• [Instructions to follow] Reproduce every record exactly as it appears, but not the pictures.

Figure data in JSON

= = = = = = =

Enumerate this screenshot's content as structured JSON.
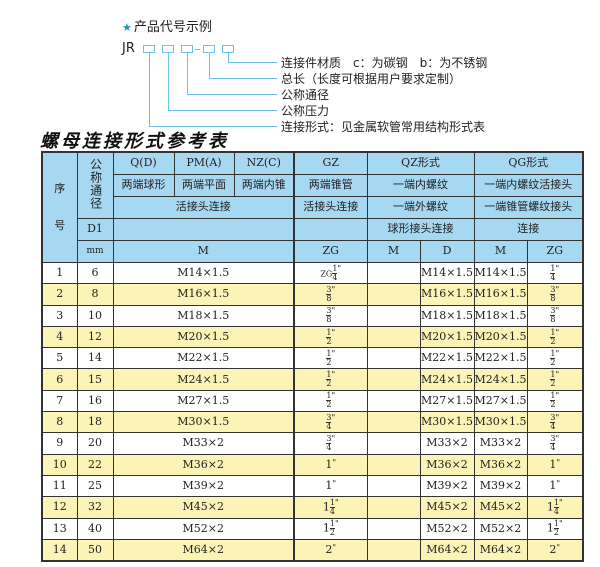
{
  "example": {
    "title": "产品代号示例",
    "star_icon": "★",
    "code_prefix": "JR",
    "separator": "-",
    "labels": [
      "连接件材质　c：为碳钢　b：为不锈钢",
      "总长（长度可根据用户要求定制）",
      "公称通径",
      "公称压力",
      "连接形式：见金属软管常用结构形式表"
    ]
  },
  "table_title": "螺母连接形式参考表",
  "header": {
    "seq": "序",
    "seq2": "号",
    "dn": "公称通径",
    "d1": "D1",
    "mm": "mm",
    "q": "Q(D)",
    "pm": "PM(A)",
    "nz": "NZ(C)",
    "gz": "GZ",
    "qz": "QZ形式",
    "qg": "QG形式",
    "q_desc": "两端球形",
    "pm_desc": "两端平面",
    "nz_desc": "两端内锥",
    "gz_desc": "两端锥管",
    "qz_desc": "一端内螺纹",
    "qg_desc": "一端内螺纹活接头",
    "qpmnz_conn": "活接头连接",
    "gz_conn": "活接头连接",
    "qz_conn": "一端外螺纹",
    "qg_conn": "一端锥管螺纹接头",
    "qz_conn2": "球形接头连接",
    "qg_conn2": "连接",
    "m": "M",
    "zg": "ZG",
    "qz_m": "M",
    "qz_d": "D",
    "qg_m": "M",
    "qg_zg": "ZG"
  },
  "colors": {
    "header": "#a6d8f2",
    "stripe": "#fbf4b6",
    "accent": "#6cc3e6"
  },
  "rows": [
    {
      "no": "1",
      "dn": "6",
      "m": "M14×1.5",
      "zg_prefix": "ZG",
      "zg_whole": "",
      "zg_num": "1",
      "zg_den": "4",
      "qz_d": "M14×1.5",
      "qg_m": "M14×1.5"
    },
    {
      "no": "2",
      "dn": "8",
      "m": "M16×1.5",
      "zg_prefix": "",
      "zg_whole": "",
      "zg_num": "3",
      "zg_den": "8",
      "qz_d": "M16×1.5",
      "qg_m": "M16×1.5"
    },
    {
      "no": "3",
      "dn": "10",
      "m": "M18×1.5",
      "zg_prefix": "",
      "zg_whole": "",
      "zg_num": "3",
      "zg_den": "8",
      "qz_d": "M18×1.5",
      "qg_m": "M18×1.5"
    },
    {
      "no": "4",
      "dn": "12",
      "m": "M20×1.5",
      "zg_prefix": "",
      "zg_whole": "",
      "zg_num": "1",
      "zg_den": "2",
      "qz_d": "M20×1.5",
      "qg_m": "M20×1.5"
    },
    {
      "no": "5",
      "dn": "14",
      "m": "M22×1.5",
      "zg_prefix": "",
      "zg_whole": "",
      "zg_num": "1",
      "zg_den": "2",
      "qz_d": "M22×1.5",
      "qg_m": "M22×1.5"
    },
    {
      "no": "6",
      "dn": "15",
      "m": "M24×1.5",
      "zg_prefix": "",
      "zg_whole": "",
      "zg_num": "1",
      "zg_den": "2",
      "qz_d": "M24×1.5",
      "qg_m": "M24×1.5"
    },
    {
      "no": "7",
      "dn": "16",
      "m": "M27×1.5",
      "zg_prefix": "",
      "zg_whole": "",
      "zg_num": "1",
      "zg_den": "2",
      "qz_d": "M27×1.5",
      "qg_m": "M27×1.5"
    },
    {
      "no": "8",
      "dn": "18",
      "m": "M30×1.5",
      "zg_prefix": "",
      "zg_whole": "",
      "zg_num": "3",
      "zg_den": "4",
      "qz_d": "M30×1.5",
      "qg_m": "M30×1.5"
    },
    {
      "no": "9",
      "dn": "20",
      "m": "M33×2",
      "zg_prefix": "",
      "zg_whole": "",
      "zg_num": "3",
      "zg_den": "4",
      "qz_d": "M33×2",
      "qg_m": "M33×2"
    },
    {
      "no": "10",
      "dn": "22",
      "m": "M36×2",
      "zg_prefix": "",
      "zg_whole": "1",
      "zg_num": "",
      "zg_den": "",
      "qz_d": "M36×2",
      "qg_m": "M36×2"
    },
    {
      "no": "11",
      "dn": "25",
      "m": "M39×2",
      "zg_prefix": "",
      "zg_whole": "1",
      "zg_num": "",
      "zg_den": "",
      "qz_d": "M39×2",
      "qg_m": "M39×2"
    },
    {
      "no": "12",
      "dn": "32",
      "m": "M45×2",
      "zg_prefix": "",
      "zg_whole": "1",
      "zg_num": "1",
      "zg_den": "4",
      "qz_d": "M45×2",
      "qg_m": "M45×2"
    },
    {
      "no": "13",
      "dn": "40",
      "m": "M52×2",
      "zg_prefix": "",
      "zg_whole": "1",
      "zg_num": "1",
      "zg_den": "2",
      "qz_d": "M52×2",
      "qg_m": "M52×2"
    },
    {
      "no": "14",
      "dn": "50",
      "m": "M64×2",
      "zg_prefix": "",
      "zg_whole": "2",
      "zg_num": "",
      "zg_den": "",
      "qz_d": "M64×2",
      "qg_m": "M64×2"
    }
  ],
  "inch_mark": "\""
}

= = = = = = =

• [Exercise response]
Enumerate this screenshot's content as structured JSON.
{
  "example": {
    "title": "产品代号示例",
    "star_icon": "★",
    "code_prefix": "JR",
    "separator": "-",
    "labels": [
      "连接件材质　c：为碳钢　b：为不锈钢",
      "总长（长度可根据用户要求定制）",
      "公称通径",
      "公称压力",
      "连接形式：见金属软管常用结构形式表"
    ]
  },
  "table_title": "螺母连接形式参考表",
  "header": {
    "seq": "序",
    "seq2": "号",
    "dn": "公称通径",
    "d1": "D1",
    "mm": "mm",
    "q": "Q(D)",
    "pm": "PM(A)",
    "nz": "NZ(C)",
    "gz": "GZ",
    "qz": "QZ形式",
    "qg": "QG形式",
    "q_desc": "两端球形",
    "pm_desc": "两端平面",
    "nz_desc": "两端内锥",
    "gz_desc": "两端锥管",
    "qz_desc": "一端内螺纹",
    "qg_desc": "一端内螺纹活接头",
    "qpmnz_conn": "活接头连接",
    "gz_conn": "活接头连接",
    "qz_conn": "一端外螺纹",
    "qg_conn": "一端锥管螺纹接头",
    "qz_conn2": "球形接头连接",
    "qg_conn2": "连接",
    "m": "M",
    "zg": "ZG",
    "qz_m": "M",
    "qz_d": "D",
    "qg_m": "M",
    "qg_zg": "ZG"
  },
  "colors": {
    "header": "#a6d8f2",
    "stripe": "#fbf4b6",
    "accent": "#6cc3e6"
  },
  "rows": [
    {
      "no": "1",
      "dn": "6",
      "m": "M14×1.5",
      "zg_prefix": "ZG",
      "zg_whole": "",
      "zg_num": "1",
      "zg_den": "4",
      "qz_d": "M14×1.5",
      "qg_m": "M14×1.5"
    },
    {
      "no": "2",
      "dn": "8",
      "m": "M16×1.5",
      "zg_prefix": "",
      "zg_whole": "",
      "zg_num": "3",
      "zg_den": "8",
      "qz_d": "M16×1.5",
      "qg_m": "M16×1.5"
    },
    {
      "no": "3",
      "dn": "10",
      "m": "M18×1.5",
      "zg_prefix": "",
      "zg_whole": "",
      "zg_num": "3",
      "zg_den": "8",
      "qz_d": "M18×1.5",
      "qg_m": "M18×1.5"
    },
    {
      "no": "4",
      "dn": "12",
      "m": "M20×1.5",
      "zg_prefix": "",
      "zg_whole": "",
      "zg_num": "1",
      "zg_den": "2",
      "qz_d": "M20×1.5",
      "qg_m": "M20×1.5"
    },
    {
      "no": "5",
      "dn": "14",
      "m": "M22×1.5",
      "zg_prefix": "",
      "zg_whole": "",
      "zg_num": "1",
      "zg_den": "2",
      "qz_d": "M22×1.5",
      "qg_m": "M22×1.5"
    },
    {
      "no": "6",
      "dn": "15",
      "m": "M24×1.5",
      "zg_prefix": "",
      "zg_whole": "",
      "zg_num": "1",
      "zg_den": "2",
      "qz_d": "M24×1.5",
      "qg_m": "M24×1.5"
    },
    {
      "no": "7",
      "dn": "16",
      "m": "M27×1.5",
      "zg_prefix": "",
      "zg_whole": "",
      "zg_num": "1",
      "zg_den": "2",
      "qz_d": "M27×1.5",
      "qg_m": "M27×1.5"
    },
    {
      "no": "8",
      "dn": "18",
      "m": "M30×1.5",
      "zg_prefix": "",
      "zg_whole": "",
      "zg_num": "3",
      "zg_den": "4",
      "qz_d": "M30×1.5",
      "qg_m": "M30×1.5"
    },
    {
      "no": "9",
      "dn": "20",
      "m": "M33×2",
      "zg_prefix": "",
      "zg_whole": "",
      "zg_num": "3",
      "zg_den": "4",
      "qz_d": "M33×2",
      "qg_m": "M33×2"
    },
    {
      "no": "10",
      "dn": "22",
      "m": "M36×2",
      "zg_prefix": "",
      "zg_whole": "1",
      "zg_num": "",
      "zg_den": "",
      "qz_d": "M36×2",
      "qg_m": "M36×2"
    },
    {
      "no": "11",
      "dn": "25",
      "m": "M39×2",
      "zg_prefix": "",
      "zg_whole": "1",
      "zg_num": "",
      "zg_den": "",
      "qz_d": "M39×2",
      "qg_m": "M39×2"
    },
    {
      "no": "12",
      "dn": "32",
      "m": "M45×2",
      "zg_prefix": "",
      "zg_whole": "1",
      "zg_num": "1",
      "zg_den": "4",
      "qz_d": "M45×2",
      "qg_m": "M45×2"
    },
    {
      "no": "13",
      "dn": "40",
      "m": "M52×2",
      "zg_prefix": "",
      "zg_whole": "1",
      "zg_num": "1",
      "zg_den": "2",
      "qz_d": "M52×2",
      "qg_m": "M52×2"
    },
    {
      "no": "14",
      "dn": "50",
      "m": "M64×2",
      "zg_prefix": "",
      "zg_whole": "2",
      "zg_num": "",
      "zg_den": "",
      "qz_d": "M64×2",
      "qg_m": "M64×2"
    }
  ],
  "inch_mark": "\""
}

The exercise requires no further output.